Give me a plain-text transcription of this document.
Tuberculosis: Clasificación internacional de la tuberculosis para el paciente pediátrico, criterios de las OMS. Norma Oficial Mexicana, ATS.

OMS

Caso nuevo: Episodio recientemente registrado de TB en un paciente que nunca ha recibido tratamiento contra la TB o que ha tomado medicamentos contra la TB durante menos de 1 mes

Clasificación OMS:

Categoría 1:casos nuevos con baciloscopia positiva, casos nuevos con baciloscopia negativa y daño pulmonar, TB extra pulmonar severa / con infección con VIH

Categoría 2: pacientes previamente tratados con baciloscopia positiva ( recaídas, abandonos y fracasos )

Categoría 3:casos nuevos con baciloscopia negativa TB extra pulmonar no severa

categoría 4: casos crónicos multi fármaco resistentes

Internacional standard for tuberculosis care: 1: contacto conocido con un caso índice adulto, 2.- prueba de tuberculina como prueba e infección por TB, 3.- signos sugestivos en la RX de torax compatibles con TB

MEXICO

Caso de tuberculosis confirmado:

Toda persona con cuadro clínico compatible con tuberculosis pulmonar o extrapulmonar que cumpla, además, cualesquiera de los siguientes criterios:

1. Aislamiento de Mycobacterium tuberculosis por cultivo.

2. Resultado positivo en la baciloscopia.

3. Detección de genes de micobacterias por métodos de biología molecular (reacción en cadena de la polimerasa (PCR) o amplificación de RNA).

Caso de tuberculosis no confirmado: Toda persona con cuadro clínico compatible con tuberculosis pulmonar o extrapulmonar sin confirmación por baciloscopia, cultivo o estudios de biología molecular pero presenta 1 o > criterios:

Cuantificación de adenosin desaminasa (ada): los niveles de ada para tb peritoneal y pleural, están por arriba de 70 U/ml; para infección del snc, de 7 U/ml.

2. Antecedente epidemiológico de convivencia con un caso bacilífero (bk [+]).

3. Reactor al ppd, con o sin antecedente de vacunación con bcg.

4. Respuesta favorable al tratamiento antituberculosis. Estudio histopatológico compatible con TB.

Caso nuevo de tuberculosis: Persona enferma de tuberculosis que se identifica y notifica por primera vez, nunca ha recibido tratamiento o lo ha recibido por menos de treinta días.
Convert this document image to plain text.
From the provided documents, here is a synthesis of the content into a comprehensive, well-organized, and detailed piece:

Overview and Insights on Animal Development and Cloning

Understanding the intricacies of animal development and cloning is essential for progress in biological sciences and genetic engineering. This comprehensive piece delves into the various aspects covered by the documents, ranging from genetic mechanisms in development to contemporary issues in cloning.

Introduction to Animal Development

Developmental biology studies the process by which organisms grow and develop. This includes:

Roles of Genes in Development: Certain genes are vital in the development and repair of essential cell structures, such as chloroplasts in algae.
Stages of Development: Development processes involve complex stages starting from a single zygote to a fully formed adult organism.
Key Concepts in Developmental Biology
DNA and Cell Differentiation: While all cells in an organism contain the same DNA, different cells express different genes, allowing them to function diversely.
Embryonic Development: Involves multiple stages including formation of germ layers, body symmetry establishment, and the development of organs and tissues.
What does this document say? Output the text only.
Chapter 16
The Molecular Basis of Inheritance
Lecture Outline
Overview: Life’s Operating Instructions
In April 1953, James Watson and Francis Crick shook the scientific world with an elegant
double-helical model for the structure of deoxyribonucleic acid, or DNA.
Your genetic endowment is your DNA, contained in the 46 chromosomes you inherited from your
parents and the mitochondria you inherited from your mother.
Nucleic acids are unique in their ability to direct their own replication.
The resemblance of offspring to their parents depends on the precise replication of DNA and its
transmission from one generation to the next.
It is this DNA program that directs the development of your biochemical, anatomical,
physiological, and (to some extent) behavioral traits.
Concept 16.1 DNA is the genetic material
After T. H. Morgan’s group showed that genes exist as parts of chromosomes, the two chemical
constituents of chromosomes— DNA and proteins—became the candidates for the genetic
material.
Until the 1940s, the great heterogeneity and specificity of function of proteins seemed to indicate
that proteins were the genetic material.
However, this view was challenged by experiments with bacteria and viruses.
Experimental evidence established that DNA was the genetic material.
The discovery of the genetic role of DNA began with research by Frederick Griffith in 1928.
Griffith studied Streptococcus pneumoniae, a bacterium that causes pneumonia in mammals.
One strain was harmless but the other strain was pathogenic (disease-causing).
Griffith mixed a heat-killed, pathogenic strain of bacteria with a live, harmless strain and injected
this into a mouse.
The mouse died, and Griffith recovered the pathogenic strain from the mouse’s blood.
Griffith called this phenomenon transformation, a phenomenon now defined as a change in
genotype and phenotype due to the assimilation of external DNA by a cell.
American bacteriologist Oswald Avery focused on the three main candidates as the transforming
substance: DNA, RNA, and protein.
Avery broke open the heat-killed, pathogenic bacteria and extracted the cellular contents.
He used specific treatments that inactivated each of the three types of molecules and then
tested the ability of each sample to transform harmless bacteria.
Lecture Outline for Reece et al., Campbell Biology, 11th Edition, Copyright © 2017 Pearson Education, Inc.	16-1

Task brief
Nothing in the data may be omitted; transcribe it exactly.

Exercise answer
Give me a plain-text transcription of this document.
Tuberculosis: Clasificación internacional de la tuberculosis para el paciente pediátrico, criterios de las OMS. Norma Oficial Mexicana, ATS.

OMS

Caso nuevo: Episodio recientemente registrado de TB en un paciente que nunca ha recibido tratamiento contra la TB o que ha tomado medicamentos contra la TB durante menos de 1 mes

Clasificación OMS:

Categoría 1:casos nuevos con baciloscopia positiva, casos nuevos con baciloscopia negativa y daño pulmonar, TB extra pulmonar severa / con infección con VIH

Categoría 2: pacientes previamente tratados con baciloscopia positiva ( recaídas, abandonos y fracasos )

Categoría 3:casos nuevos con baciloscopia negativa TB extra pulmonar no severa

categoría 4: casos crónicos multi fármaco resistentes

Internacional standard for tuberculosis care: 1: contacto conocido con un caso índice adulto, 2.- prueba de tuberculina como prueba e infección por TB, 3.- signos sugestivos en la RX de torax compatibles con TB

MEXICO

Caso de tuberculosis confirmado:

Toda persona con cuadro clínico compatible con tuberculosis pulmonar o extrapulmonar que cumpla, además, cualesquiera de los siguientes criterios:

1. Aislamiento de Mycobacterium tuberculosis por cultivo.

2. Resultado positivo en la baciloscopia.

3. Detección de genes de micobacterias por métodos de biología molecular (reacción en cadena de la polimerasa (PCR) o amplificación de RNA).

Caso de tuberculosis no confirmado: Toda persona con cuadro clínico compatible con tuberculosis pulmonar o extrapulmonar sin confirmación por baciloscopia, cultivo o estudios de biología molecular pero presenta 1 o > criterios:

Cuantificación de adenosin desaminasa (ada): los niveles de ada para tb peritoneal y pleural, están por arriba de 70 U/ml; para infección del snc, de 7 U/ml.

2. Antecedente epidemiológico de convivencia con un caso bacilífero (bk [+]).

3. Reactor al ppd, con o sin antecedente de vacunación con bcg.

4. Respuesta favorable al tratamiento antituberculosis. Estudio histopatológico compatible con TB.

Caso nuevo de tuberculosis: Persona enferma de tuberculosis que se identifica y notifica por primera vez, nunca ha recibido tratamiento o lo ha recibido por menos de treinta días.
Convert this document image to plain text.
From the provided documents, here is a synthesis of the content into a comprehensive, well-organized, and detailed piece:

Overview and Insights on Animal Development and Cloning

Understanding the intricacies of animal development and cloning is essential for progress in biological sciences and genetic engineering. This comprehensive piece delves into the various aspects covered by the documents, ranging from genetic mechanisms in development to contemporary issues in cloning.

Introduction to Animal Development

Developmental biology studies the process by which organisms grow and develop. This includes:

Roles of Genes in Development: Certain genes are vital in the development and repair of essential cell structures, such as chloroplasts in algae.
Stages of Development: Development processes involve complex stages starting from a single zygote to a fully formed adult organism.
Key Concepts in Developmental Biology
DNA and Cell Differentiation: While all cells in an organism contain the same DNA, different cells express different genes, allowing them to function diversely.
Embryonic Development: Involves multiple stages including formation of germ layers, body symmetry establishment, and the development of organs and tissues.
What does this document say? Output the text only.
Chapter 16
The Molecular Basis of Inheritance
Lecture Outline
Overview: Life’s Operating Instructions
In April 1953, James Watson and Francis Crick shook the scientific world with an elegant
double-helical model for the structure of deoxyribonucleic acid, or DNA.
Your genetic endowment is your DNA, contained in the 46 chromosomes you inherited from your
parents and the mitochondria you inherited from your mother.
Nucleic acids are unique in their ability to direct their own replication.
The resemblance of offspring to their parents depends on the precise replication of DNA and its
transmission from one generation to the next.
It is this DNA program that directs the development of your biochemical, anatomical,
physiological, and (to some extent) behavioral traits.
Concept 16.1 DNA is the genetic material
After T. H. Morgan’s group showed that genes exist as parts of chromosomes, the two chemical
constituents of chromosomes— DNA and proteins—became the candidates for the genetic
material.
Until the 1940s, the great heterogeneity and specificity of function of proteins seemed to indicate
that proteins were the genetic material.
However, this view was challenged by experiments with bacteria and viruses.
Experimental evidence established that DNA was the genetic material.
The discovery of the genetic role of DNA began with research by Frederick Griffith in 1928.
Griffith studied Streptococcus pneumoniae, a bacterium that causes pneumonia in mammals.
One strain was harmless but the other strain was pathogenic (disease-causing).
Griffith mixed a heat-killed, pathogenic strain of bacteria with a live, harmless strain and injected
this into a mouse.
The mouse died, and Griffith recovered the pathogenic strain from the mouse’s blood.
Griffith called this phenomenon transformation, a phenomenon now defined as a change in
genotype and phenotype due to the assimilation of external DNA by a cell.
American bacteriologist Oswald Avery focused on the three main candidates as the transforming
substance: DNA, RNA, and protein.
Avery broke open the heat-killed, pathogenic bacteria and extracted the cellular contents.
He used specific treatments that inactivated each of the three types of molecules and then
tested the ability of each sample to transform harmless bacteria.
Lecture Outline for Reece et al., Campbell Biology, 11th Edition, Copyright © 2017 Pearson Education, Inc.	16-1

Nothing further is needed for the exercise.